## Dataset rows
— BEGIN —
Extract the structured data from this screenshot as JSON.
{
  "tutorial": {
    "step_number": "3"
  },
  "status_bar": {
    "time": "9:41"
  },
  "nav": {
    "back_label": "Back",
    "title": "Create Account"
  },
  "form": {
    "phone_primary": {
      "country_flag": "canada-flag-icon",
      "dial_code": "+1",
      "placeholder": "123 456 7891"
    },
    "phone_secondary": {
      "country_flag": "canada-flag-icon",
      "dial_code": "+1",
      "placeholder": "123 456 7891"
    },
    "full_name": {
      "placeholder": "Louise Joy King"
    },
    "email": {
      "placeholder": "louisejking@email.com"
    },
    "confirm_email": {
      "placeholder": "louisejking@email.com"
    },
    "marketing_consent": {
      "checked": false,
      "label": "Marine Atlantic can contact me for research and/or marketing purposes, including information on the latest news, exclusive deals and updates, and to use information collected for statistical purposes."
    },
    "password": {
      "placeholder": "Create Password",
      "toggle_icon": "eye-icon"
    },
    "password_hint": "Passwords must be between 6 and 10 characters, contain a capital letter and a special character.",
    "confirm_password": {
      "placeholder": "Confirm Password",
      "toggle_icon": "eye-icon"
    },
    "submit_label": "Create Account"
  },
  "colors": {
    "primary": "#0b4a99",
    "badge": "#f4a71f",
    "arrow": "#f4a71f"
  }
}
— END —
## TASK INSTRUCTIONS
Print out every entry, keeping each one exact.

## CORRECT RESPONSE
Extract the structured data from this screenshot as JSON.
{
  "tutorial": {
    "step_number": "3"
  },
  "status_bar": {
    "time": "9:41"
  },
  "nav": {
    "back_label": "Back",
    "title": "Create Account"
  },
  "form": {
    "phone_primary": {
      "country_flag": "canada-flag-icon",
      "dial_code": "+1",
      "placeholder": "123 456 7891"
    },
    "phone_secondary": {
      "country_flag": "canada-flag-icon",
      "dial_code": "+1",
      "placeholder": "123 456 7891"
    },
    "full_name": {
      "placeholder": "Louise Joy King"
    },
    "email": {
      "placeholder": "louisejking@email.com"
    },
    "confirm_email": {
      "placeholder": "louisejking@email.com"
    },
    "marketing_consent": {
      "checked": false,
      "label": "Marine Atlantic can contact me for research and/or marketing purposes, including information on the latest news, exclusive deals and updates, and to use information collected for statistical purposes."
    },
    "password": {
      "placeholder": "Create Password",
      "toggle_icon": "eye-icon"
    },
    "password_hint": "Passwords must be between 6 and 10 characters, contain a capital letter and a special character.",
    "confirm_password": {
      "placeholder": "Confirm Password",
      "toggle_icon": "eye-icon"
    },
    "submit_label": "Create Account"
  },
  "colors": {
    "primary": "#0b4a99",
    "badge": "#f4a71f",
    "arrow": "#f4a71f"
  }
}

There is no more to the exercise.